Aim of the exercise:
Write out the records exactly as they appear, from the line containing "sewing-machine-icon [210, 111, 385, 391]" through the line containing "handwritten-line: to the", both included.
** Start of Dataset rows **
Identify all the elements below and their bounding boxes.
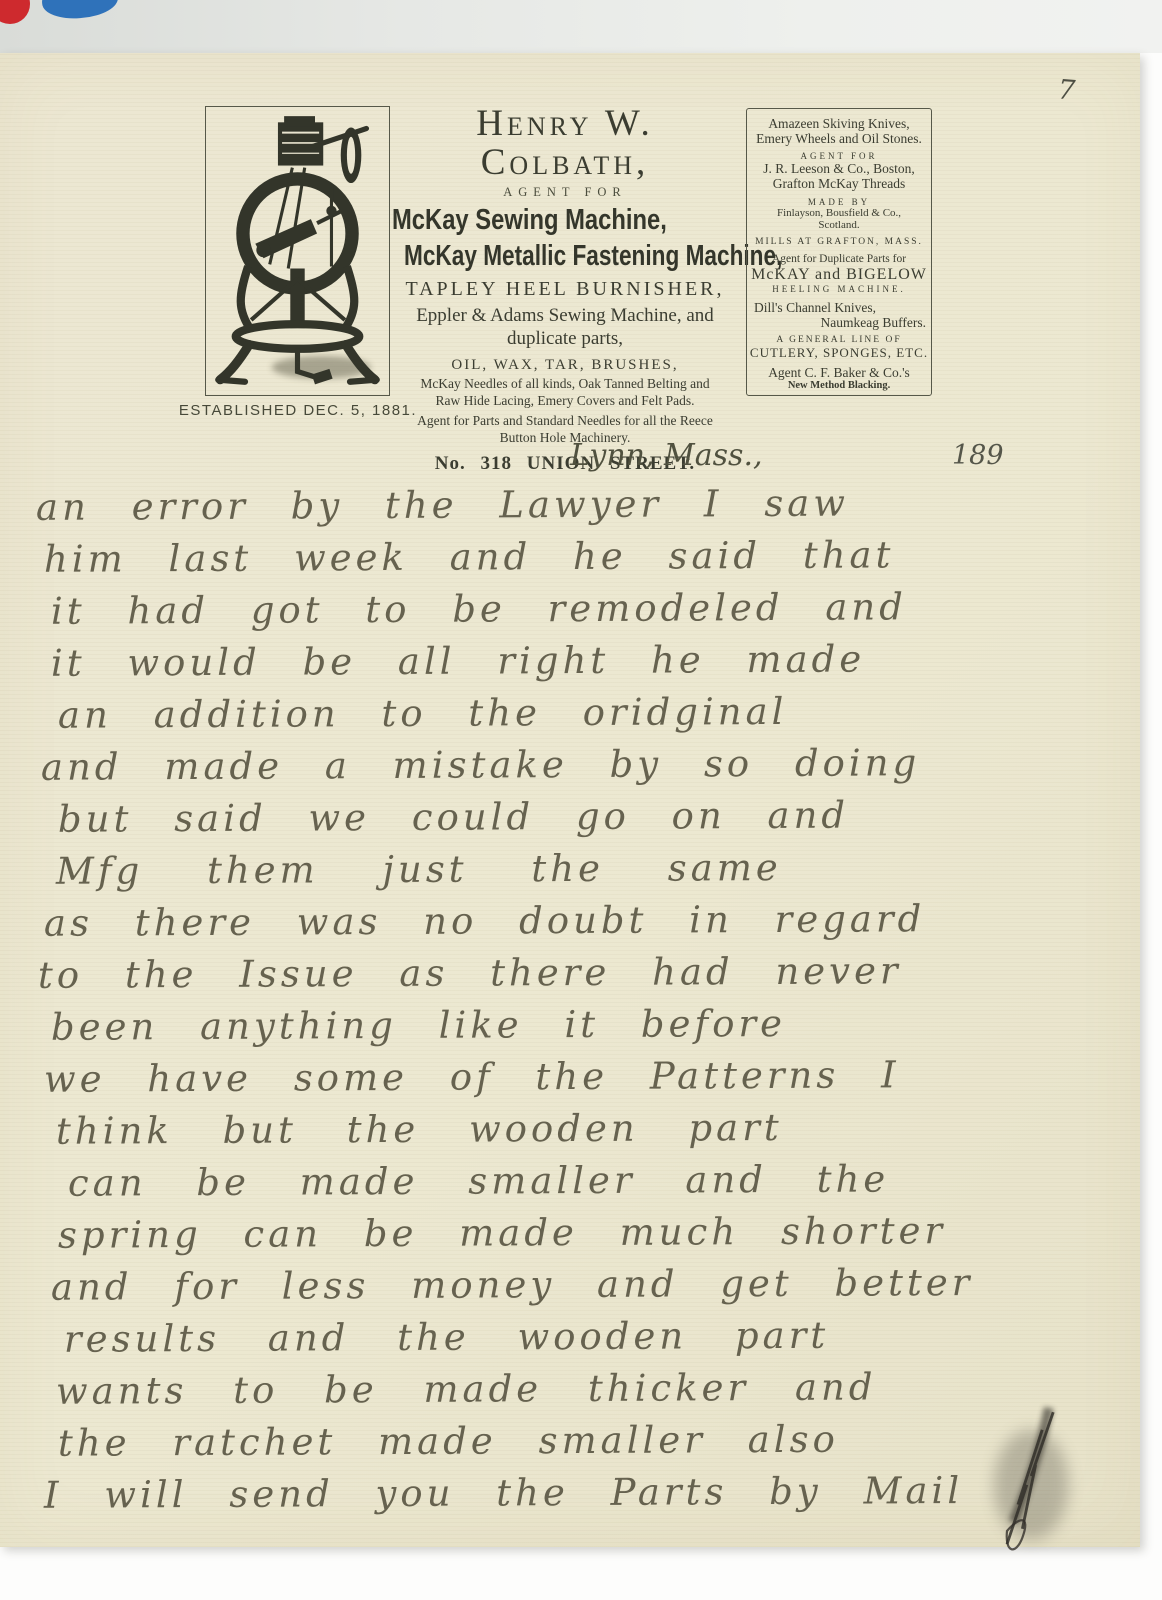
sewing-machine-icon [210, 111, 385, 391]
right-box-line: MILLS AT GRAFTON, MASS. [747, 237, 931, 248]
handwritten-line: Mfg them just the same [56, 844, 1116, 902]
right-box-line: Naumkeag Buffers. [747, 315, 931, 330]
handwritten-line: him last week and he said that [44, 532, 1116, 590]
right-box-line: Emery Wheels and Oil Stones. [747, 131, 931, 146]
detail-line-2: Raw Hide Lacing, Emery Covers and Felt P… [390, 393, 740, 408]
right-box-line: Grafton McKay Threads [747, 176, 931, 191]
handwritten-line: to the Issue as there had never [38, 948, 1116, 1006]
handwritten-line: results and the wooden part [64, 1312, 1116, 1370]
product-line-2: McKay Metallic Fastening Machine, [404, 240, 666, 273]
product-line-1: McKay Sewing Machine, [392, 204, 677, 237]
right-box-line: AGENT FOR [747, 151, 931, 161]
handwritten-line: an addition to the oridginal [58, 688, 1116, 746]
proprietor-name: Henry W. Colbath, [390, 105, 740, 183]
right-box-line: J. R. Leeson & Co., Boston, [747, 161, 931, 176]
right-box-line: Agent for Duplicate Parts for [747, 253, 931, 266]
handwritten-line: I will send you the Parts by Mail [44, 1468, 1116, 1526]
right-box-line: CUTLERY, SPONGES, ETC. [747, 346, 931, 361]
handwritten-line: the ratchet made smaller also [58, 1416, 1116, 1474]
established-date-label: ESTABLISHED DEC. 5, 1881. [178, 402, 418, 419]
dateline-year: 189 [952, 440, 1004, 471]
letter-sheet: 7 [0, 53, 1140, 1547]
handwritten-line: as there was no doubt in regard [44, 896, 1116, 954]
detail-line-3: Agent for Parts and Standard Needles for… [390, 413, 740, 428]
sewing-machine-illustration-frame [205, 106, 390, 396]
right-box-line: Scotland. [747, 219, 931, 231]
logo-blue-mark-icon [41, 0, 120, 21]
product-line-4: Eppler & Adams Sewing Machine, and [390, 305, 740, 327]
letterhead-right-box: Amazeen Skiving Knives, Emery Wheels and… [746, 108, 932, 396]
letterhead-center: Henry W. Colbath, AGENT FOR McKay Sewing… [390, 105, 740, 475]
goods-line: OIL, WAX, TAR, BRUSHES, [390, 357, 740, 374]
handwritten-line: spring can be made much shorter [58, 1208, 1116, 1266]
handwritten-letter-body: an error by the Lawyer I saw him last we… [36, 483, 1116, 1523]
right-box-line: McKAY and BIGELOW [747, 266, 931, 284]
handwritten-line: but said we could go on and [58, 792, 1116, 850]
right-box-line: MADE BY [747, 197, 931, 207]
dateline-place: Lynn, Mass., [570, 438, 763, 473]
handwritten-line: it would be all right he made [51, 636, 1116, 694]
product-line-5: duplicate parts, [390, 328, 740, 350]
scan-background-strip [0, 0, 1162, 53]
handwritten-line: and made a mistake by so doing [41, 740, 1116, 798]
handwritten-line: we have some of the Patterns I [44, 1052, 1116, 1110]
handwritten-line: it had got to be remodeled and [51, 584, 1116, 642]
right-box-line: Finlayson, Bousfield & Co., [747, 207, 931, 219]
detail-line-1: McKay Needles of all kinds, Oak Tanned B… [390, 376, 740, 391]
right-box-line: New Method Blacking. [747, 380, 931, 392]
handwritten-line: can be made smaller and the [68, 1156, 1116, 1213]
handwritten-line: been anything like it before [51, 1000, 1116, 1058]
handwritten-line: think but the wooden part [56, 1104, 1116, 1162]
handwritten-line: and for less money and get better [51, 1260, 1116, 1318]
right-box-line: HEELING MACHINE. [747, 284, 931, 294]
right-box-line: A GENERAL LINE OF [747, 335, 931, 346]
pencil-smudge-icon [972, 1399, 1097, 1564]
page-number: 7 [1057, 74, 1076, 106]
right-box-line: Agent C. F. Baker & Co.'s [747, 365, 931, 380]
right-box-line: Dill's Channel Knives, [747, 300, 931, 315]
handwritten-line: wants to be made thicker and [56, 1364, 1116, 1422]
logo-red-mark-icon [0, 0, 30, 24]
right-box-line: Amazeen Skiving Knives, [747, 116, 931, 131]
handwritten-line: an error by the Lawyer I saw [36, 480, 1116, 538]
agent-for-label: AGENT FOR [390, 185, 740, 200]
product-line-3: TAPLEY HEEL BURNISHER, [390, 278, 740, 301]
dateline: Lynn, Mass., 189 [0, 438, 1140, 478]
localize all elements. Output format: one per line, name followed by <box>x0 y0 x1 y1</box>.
** End of Dataset rows **
Correct output:
sewing-machine-icon [210, 111, 385, 391]
right-box-line: MILLS AT GRAFTON, MASS. [747, 237, 931, 248]
handwritten-line: Mfg them just the same [56, 844, 1116, 902]
right-box-line: Naumkeag Buffers. [747, 315, 931, 330]
handwritten-line: him last week and he said that [44, 532, 1116, 590]
right-box-line: Emery Wheels and Oil Stones. [747, 131, 931, 146]
detail-line-2: Raw Hide Lacing, Emery Covers and Felt P… [390, 393, 740, 408]
right-box-line: Grafton McKay Threads [747, 176, 931, 191]
handwritten-line: to the Issue as there had never [38, 948, 1116, 1006]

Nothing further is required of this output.